*ACTIVITY*. Find the lines of the data below that include "name". Report their number only.

Dataset listings of figures
>>
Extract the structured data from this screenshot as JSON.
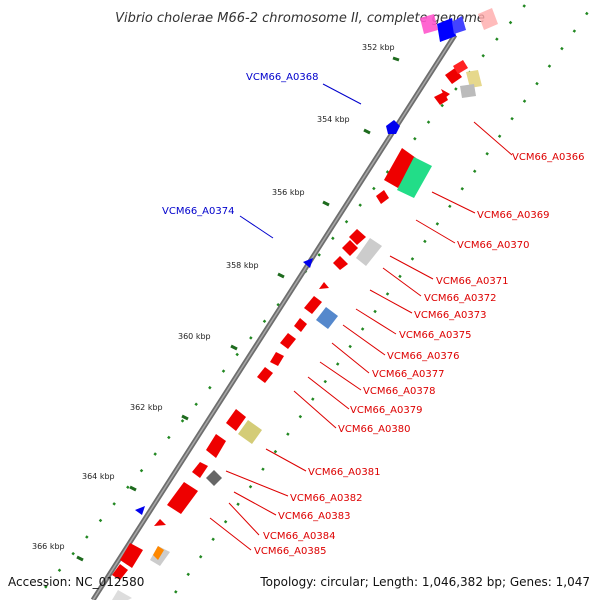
{
  "title": "Vibrio cholerae M66-2 chromosome II, complete genome",
  "accession": "Accession: NC_012580",
  "topology": "Topology: circular; Length: 1,046,382 bp; Genes: 1,047",
  "colors": {
    "forward_label": "#0000cc",
    "reverse_label": "#dd0000",
    "gene": "#ff0000",
    "backbone": "#888888",
    "dots": "#228822"
  },
  "ticks": [
    "352 kbp",
    "354 kbp",
    "356 kbp",
    "358 kbp",
    "360 kbp",
    "362 kbp",
    "364 kbp",
    "366 kbp"
  ],
  "forward_genes": [
    "VCM66_A0368",
    "VCM66_A0374"
  ],
  "reverse_genes": [
    "VCM66_A0366",
    "VCM66_A0369",
    "VCM66_A0370",
    "VCM66_A0371",
    "VCM66_A0372",
    "VCM66_A0373",
    "VCM66_A0375",
    "VCM66_A0376",
    "VCM66_A0377",
    "VCM66_A0378",
    "VCM66_A0379",
    "VCM66_A0380",
    "VCM66_A0381",
    "VCM66_A0382",
    "VCM66_A0383",
    "VCM66_A0384",
    "VCM66_A0385"
  ]
}
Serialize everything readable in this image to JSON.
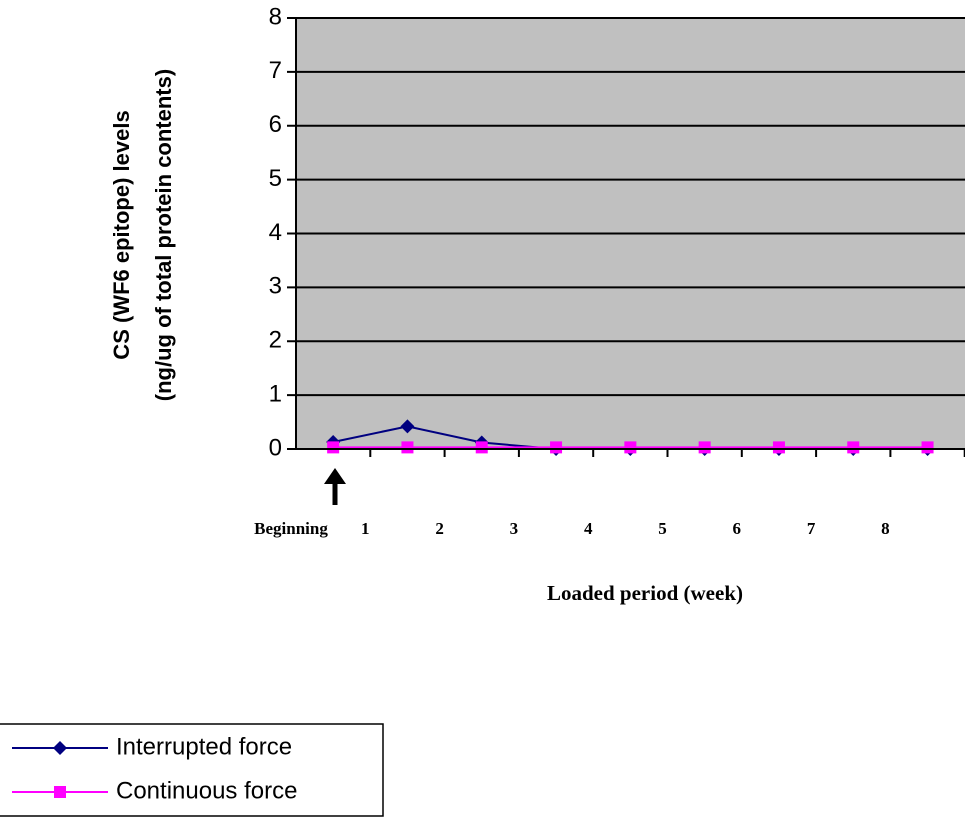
{
  "chart_data": {
    "type": "line",
    "y_title_lines": [
      "CS (WF6 epitope) levels",
      "(ng/ug of total protein contents)"
    ],
    "x_title": "Loaded period (week)",
    "categories": [
      "Beginning",
      "1",
      "2",
      "3",
      "4",
      "5",
      "6",
      "7",
      "8"
    ],
    "series": [
      {
        "name": "Interrupted force",
        "color": "#000080",
        "marker": "diamond",
        "values": [
          0.13,
          0.42,
          0.12,
          0,
          0,
          0,
          0,
          0,
          0
        ]
      },
      {
        "name": "Continuous force",
        "color": "#ff00ff",
        "marker": "square",
        "values": [
          0.03,
          0.03,
          0.03,
          0.03,
          0.03,
          0.03,
          0.03,
          0.03,
          0.03
        ]
      }
    ],
    "ylim": [
      0,
      8
    ],
    "yticks": [
      0,
      1,
      2,
      3,
      4,
      5,
      6,
      7,
      8
    ],
    "grid": true
  }
}
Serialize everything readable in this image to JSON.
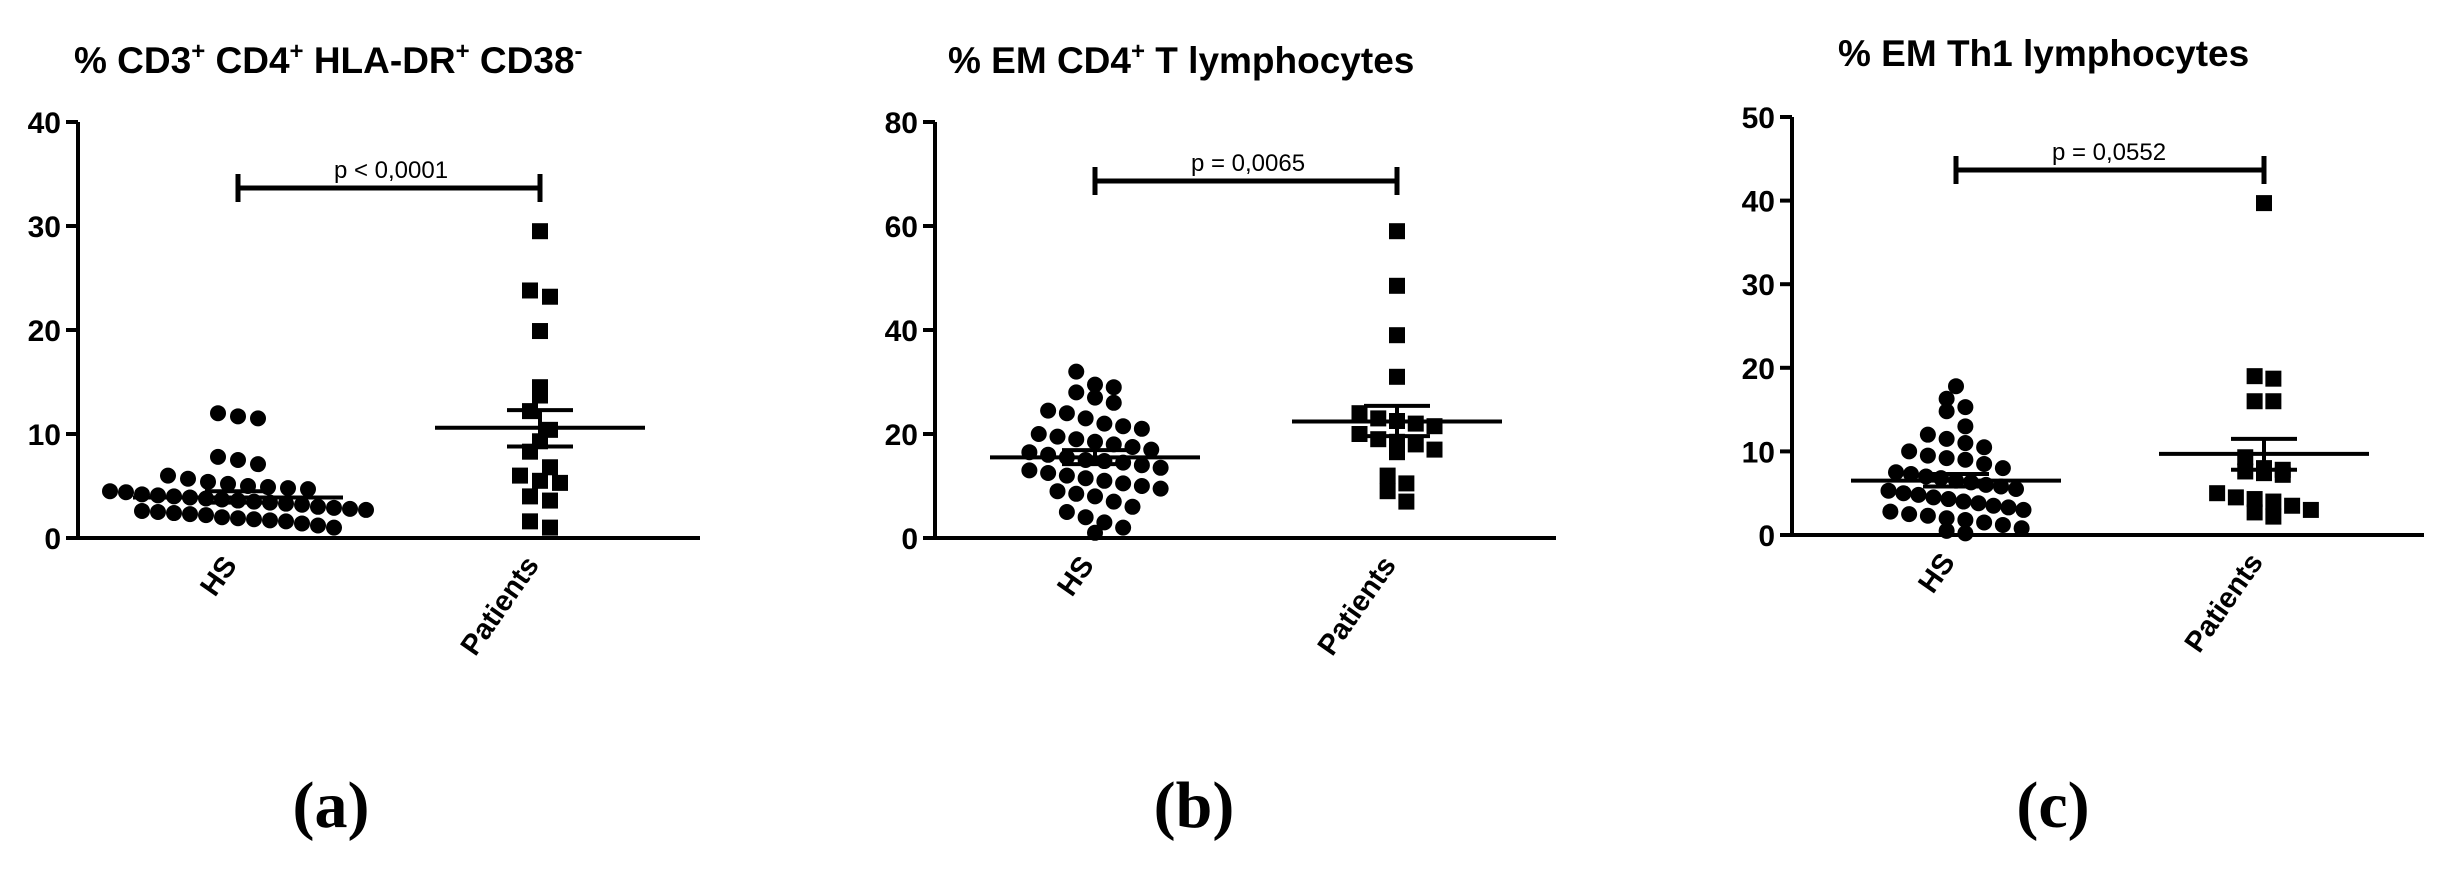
<<
*SOLUTION TO THIS EXERCISE*. 2